Tarefa a fazer:
Responda com base no trecho sobre a Mensagem de Fernando Pessoa:
1. Que palavra, segundo o trecho, não está no dicionário mas é bem formada?
2. Nos versos citados, onde se ouviu a voz de Deus?
3. Em que obra de Eça de Queirós se fala da ressurreição de Jesus Cristo?

Trecho fornecido:
((
26 março 2007

INDEFINITIVO

Serei sempre o que esperou que lhe abrissem a porta ao pé de uma parede sem porta
E cantou a cantiga do Infinito numa capoeira,
E ouviu a voz de Deus num poço tapado.

Álvaro de Campos


Indefinitivo não é palavra dicionarizada, mas é gramaticalmente bem formada: como há definido e definitivo, ao lado de indefinido também podia haver indefinitivo.
O que quero dizer é que o que a seguir vou escrever sobre a Mensagem de Fernando Pessoa precisa de mais meditação e fundamentação: não é definitivo.
Quando o autor afirma – e ele não é peco a afirmar – que «o mito é o nada que é tudo», provavelmente estará muito próximo dum pensamento como o que Eça de Queirós expõe na Relíquia sobre a ressurreição de Jesus Cristo. Se eu me lembro bem do que lá diz, e certamente lembro-me aproximadamente, ele pretende fazer crer que a afirmação da ressurreição assenta só na histeria de Maria Madalena, que não tem base nenhuma de realidade, e que, apesar disso, com ela se criou uma civilização de 2000 anos.
))
Conteúdo dos dados:
((
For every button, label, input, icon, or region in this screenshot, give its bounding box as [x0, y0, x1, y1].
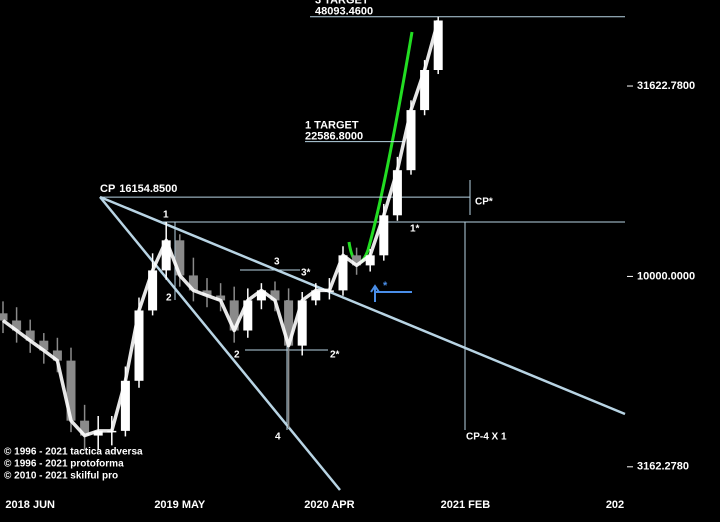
))
Resultado da tarefa:
1. Indefinitivo.
2. Num poço tapado.
3. Na Relíquia.